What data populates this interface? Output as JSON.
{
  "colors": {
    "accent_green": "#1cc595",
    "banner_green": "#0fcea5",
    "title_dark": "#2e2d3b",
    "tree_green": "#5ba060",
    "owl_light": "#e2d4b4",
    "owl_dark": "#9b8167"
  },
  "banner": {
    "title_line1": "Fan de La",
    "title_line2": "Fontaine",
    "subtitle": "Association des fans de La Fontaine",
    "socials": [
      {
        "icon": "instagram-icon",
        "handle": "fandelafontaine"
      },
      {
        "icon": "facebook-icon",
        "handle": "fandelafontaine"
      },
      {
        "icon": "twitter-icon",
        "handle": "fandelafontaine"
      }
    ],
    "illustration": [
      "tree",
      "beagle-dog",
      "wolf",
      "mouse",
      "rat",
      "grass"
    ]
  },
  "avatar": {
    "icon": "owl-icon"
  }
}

* * * * * * * * *

• The exercise
Extract the listing in its entirety and repeat it exactly.

• Response to the task
What data populates this interface? Output as JSON.
{
  "colors": {
    "accent_green": "#1cc595",
    "banner_green": "#0fcea5",
    "title_dark": "#2e2d3b",
    "tree_green": "#5ba060",
    "owl_light": "#e2d4b4",
    "owl_dark": "#9b8167"
  },
  "banner": {
    "title_line1": "Fan de La",
    "title_line2": "Fontaine",
    "subtitle": "Association des fans de La Fontaine",
    "socials": [
      {
        "icon": "instagram-icon",
        "handle": "fandelafontaine"
      },
      {
        "icon": "facebook-icon",
        "handle": "fandelafontaine"
      },
      {
        "icon": "twitter-icon",
        "handle": "fandelafontaine"
      }
    ],
    "illustration": [
      "tree",
      "beagle-dog",
      "wolf",
      "mouse",
      "rat",
      "grass"
    ]
  },
  "avatar": {
    "icon": "owl-icon"
  }
}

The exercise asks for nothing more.